**Records for this exercise:**

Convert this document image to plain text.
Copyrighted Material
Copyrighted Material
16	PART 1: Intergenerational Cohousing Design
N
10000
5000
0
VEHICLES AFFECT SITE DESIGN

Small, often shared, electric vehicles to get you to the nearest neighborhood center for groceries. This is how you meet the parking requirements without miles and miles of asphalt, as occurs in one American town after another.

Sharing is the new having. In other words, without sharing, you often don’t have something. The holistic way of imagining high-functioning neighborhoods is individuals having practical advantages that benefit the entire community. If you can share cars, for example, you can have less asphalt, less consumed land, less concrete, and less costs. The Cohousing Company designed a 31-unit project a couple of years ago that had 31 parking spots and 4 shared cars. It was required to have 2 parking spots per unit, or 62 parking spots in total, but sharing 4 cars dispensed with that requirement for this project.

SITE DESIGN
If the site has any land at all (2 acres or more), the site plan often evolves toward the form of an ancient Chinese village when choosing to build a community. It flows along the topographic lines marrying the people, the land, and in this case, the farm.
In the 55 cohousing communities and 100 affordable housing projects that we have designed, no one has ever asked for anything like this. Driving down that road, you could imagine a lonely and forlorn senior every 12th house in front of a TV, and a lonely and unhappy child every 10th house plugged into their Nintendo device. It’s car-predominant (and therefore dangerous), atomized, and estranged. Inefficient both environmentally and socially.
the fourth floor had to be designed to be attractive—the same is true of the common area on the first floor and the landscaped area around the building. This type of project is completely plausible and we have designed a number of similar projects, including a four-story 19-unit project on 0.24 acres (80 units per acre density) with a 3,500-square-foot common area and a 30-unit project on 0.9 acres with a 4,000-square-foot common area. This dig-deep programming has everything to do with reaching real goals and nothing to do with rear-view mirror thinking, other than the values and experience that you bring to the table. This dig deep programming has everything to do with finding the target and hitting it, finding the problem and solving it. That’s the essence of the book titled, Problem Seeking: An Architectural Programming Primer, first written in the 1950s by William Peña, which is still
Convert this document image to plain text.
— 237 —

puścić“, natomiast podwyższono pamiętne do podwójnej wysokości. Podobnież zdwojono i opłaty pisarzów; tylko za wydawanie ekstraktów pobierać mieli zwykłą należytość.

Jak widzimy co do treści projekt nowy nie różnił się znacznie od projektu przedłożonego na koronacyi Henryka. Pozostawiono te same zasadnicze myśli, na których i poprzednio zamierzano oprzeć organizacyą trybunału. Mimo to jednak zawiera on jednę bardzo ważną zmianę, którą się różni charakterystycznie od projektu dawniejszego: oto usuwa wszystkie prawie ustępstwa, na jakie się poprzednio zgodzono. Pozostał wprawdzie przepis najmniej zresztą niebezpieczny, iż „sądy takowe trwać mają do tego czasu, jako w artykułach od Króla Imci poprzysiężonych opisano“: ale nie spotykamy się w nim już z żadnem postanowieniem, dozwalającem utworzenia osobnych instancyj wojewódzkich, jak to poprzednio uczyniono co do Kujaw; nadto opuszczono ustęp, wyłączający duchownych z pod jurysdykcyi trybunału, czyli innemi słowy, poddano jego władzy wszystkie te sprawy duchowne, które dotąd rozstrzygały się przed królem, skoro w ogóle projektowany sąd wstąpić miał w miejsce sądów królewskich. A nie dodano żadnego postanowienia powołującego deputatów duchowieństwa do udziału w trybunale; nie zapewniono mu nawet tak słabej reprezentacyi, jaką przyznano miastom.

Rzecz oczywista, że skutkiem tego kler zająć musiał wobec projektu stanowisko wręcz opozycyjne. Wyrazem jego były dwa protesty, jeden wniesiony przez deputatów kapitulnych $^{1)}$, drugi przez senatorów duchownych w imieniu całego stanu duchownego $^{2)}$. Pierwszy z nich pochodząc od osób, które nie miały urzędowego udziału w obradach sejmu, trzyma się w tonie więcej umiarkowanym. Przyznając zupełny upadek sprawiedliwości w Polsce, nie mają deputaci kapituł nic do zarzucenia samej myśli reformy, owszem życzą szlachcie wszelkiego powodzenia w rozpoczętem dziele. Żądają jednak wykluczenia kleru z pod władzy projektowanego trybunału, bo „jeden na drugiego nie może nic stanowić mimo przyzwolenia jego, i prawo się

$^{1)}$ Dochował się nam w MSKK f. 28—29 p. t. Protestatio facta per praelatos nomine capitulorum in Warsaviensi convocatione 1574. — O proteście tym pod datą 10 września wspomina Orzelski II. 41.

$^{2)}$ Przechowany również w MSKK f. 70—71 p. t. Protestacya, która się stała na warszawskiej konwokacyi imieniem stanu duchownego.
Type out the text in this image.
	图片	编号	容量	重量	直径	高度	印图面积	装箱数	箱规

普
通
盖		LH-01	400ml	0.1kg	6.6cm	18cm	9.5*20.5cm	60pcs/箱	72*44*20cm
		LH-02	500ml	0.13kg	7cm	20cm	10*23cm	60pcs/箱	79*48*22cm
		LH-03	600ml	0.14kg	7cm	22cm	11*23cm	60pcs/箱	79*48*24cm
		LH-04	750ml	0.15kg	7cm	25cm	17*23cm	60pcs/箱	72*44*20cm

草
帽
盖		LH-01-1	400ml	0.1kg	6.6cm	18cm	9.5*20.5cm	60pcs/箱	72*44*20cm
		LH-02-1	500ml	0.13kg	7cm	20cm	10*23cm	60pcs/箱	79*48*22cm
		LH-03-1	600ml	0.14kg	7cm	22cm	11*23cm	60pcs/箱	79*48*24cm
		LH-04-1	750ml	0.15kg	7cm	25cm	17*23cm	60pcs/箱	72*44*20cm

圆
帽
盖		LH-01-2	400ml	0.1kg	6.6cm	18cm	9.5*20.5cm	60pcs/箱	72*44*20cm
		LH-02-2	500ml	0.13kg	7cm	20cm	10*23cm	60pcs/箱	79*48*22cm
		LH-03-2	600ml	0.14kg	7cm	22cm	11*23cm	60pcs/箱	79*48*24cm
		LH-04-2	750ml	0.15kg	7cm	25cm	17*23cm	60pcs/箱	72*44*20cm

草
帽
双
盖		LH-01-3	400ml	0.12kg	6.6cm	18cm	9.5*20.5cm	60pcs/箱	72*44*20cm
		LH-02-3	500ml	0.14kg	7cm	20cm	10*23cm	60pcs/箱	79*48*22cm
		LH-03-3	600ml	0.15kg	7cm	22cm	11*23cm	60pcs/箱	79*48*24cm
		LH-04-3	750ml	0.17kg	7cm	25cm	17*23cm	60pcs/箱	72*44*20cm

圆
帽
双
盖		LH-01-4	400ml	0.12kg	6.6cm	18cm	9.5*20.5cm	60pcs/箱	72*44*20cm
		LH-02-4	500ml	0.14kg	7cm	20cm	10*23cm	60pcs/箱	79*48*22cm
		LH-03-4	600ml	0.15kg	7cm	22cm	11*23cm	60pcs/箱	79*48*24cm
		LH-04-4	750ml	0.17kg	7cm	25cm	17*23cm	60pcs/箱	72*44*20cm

**Exercise objective:** Gather every line from the listing above in which "asphalt" appears, and copy those lines.

**Reply:**
Small, often shared, electric vehicles to get you to the nearest neighborhood center for groceries. This is how you meet the parking requirements without miles and miles of asphalt, as occurs in one American town after another.
Sharing is the new having. In other words, without sharing, you often don’t have something. The holistic way of imagining high-functioning neighborhoods is individuals having practical advantages that benefit the entire community. If you can share cars, for example, you can have less asphalt, less consumed land, less concrete, and less costs. The Cohousing Company designed a 31-unit project a couple of years ago that had 31 parking spots and 4 shared cars. It was required to have 2 parking spots per unit, or 62 parking spots in total, but sharing 4 cars dispensed with that requirement for this project.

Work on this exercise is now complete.